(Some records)
┏━━
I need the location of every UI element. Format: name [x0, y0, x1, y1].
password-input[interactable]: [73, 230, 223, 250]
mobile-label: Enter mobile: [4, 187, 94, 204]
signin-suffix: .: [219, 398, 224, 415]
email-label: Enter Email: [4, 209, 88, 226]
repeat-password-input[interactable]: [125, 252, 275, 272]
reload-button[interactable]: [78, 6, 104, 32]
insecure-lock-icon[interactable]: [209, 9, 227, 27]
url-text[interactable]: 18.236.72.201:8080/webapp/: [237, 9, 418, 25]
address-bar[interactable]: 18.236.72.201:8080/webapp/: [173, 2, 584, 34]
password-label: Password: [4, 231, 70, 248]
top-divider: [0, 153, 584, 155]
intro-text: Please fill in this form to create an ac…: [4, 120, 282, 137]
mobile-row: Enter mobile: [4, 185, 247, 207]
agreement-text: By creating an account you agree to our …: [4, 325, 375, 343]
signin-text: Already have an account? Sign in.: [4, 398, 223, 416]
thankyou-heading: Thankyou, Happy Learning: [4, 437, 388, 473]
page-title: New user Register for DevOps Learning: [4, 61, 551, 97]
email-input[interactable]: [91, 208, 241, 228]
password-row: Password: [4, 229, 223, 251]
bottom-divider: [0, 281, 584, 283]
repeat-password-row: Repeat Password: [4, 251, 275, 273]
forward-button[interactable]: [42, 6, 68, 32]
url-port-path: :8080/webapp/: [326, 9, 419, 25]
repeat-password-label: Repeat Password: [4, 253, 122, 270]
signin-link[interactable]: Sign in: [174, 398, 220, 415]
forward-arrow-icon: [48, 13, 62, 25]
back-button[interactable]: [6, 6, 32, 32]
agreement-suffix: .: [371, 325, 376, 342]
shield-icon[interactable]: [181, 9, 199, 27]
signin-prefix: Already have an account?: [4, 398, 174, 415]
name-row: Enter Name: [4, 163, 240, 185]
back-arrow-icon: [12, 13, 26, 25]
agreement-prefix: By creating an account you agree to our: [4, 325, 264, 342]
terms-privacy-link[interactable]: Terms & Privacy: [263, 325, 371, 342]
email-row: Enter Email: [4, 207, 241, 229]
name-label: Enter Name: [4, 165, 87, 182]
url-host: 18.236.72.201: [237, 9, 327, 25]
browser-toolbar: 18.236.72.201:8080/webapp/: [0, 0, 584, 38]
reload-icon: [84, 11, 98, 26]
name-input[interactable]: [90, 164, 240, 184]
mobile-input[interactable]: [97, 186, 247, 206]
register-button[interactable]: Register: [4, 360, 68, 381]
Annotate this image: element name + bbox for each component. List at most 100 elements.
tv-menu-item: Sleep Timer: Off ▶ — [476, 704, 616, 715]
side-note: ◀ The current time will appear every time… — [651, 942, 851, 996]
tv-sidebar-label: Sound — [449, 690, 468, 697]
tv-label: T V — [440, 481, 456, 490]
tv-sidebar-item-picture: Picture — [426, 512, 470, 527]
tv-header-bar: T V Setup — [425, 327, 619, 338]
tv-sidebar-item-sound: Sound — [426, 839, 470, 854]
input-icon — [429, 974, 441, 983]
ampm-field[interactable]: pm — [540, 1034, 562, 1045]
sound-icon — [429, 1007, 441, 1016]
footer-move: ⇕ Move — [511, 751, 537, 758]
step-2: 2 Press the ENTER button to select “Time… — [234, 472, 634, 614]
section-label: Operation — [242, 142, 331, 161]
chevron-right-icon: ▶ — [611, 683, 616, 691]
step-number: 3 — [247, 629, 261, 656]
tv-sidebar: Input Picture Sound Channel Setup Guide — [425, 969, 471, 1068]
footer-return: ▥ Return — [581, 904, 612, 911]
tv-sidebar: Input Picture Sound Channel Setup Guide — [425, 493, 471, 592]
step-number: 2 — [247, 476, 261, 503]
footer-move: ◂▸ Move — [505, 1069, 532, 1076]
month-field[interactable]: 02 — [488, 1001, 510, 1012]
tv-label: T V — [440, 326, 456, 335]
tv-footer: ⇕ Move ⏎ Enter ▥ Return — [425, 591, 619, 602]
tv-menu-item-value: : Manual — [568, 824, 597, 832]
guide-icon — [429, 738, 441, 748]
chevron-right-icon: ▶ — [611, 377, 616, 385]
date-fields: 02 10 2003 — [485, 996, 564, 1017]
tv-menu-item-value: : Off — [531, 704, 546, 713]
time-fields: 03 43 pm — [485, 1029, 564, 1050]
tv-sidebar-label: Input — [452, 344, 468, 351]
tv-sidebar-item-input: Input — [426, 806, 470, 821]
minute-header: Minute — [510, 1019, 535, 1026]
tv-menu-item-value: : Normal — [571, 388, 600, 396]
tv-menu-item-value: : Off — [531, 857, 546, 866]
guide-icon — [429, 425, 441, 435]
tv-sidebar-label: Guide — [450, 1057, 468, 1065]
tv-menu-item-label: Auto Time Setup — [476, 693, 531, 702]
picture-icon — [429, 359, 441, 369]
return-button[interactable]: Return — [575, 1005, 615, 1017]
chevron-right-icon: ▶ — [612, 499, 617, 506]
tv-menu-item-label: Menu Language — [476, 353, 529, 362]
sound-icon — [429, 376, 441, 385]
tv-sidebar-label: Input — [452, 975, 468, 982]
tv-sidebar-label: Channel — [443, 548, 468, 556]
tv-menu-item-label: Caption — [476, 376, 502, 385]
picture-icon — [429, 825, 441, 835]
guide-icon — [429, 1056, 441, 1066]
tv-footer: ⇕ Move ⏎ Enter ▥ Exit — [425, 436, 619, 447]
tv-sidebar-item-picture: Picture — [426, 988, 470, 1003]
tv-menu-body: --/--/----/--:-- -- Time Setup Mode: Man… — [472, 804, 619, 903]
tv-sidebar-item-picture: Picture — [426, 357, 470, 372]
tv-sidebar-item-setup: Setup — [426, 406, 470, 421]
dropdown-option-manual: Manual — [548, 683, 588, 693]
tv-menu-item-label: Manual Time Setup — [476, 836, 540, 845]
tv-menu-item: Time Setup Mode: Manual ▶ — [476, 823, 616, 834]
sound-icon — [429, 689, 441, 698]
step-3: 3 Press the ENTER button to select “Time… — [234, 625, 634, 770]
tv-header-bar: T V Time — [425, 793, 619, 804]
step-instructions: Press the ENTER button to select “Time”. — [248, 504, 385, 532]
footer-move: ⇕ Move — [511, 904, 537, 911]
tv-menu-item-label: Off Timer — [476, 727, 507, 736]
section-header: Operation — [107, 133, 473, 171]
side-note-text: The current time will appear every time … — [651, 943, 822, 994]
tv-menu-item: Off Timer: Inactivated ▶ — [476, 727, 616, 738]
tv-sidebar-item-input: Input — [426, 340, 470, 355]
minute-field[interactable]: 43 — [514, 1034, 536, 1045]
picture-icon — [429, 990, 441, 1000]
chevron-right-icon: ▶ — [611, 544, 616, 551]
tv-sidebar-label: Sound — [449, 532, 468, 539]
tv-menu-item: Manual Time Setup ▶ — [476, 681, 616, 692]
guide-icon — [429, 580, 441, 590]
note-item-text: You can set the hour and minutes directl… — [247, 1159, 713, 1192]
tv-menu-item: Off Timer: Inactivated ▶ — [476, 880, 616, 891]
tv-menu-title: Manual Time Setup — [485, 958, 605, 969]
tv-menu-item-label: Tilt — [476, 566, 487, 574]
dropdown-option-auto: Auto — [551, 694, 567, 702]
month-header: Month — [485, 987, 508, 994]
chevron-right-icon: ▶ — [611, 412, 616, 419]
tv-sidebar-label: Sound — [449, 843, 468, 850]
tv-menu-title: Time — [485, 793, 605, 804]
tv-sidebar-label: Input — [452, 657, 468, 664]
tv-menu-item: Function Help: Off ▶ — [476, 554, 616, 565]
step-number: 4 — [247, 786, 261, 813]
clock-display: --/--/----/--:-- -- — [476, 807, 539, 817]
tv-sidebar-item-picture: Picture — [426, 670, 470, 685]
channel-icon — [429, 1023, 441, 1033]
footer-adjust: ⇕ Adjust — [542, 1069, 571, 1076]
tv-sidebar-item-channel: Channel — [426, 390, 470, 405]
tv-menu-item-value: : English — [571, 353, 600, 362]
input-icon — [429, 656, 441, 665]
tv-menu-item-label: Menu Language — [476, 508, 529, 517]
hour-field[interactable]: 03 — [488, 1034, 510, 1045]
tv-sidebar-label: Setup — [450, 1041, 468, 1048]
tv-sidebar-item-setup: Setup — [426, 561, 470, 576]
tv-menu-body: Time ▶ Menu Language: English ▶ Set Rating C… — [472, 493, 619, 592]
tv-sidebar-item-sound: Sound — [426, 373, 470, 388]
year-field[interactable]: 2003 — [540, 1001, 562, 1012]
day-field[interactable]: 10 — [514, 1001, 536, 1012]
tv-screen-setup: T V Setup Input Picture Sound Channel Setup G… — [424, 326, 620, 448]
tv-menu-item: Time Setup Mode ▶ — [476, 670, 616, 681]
┗━━
In the entries from the first line through the line containing "repeat-password-input[interactable]: [125, 252, 275, 272]", change "interactable" to "clickable", and give those lines back with everything else left as is.

> Exercise output
I need the location of every UI element. Format: name [x0, y0, x1, y1].
password-input[clickable]: [73, 230, 223, 250]
mobile-label: Enter mobile: [4, 187, 94, 204]
signin-suffix: .: [219, 398, 224, 415]
email-label: Enter Email: [4, 209, 88, 226]
repeat-password-input[clickable]: [125, 252, 275, 272]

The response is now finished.